▶ **AVAILABLE RECORDS**:
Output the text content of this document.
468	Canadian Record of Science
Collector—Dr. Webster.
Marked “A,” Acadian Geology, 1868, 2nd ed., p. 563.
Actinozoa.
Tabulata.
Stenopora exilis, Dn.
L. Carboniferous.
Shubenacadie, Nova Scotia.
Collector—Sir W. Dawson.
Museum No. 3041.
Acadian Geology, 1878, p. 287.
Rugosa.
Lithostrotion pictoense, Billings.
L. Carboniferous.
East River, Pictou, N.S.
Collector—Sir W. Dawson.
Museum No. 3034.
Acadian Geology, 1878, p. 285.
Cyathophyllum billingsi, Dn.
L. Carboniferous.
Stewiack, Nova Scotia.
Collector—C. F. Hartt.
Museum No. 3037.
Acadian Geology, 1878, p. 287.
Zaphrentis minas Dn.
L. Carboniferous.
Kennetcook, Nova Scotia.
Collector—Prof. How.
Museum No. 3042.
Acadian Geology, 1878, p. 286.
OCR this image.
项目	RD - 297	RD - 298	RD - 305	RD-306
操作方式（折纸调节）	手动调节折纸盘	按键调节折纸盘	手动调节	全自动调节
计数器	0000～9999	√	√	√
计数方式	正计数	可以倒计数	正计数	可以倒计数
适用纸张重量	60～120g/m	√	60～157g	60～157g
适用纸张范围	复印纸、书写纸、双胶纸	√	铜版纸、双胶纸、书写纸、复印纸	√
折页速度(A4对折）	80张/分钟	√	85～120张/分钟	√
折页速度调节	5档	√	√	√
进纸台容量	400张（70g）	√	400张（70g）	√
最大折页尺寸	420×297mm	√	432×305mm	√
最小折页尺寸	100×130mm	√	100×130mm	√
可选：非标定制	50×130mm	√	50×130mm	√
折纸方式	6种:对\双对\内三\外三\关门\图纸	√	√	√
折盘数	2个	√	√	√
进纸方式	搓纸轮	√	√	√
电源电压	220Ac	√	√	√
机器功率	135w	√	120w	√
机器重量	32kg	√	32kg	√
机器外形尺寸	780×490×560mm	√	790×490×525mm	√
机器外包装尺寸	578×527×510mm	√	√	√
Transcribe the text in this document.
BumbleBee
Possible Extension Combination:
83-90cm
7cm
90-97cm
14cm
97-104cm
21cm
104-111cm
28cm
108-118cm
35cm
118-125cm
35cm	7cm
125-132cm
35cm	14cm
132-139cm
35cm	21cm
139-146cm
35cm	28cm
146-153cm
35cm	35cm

▶ **INSTRUCTIONS FOR THE TASK**: Pull every line containing the word "Scotia" out of the material.

▶ **TASK RESULT**:
Shubenacadie, Nova Scotia.
Stewiack, Nova Scotia.
Kennetcook, Nova Scotia.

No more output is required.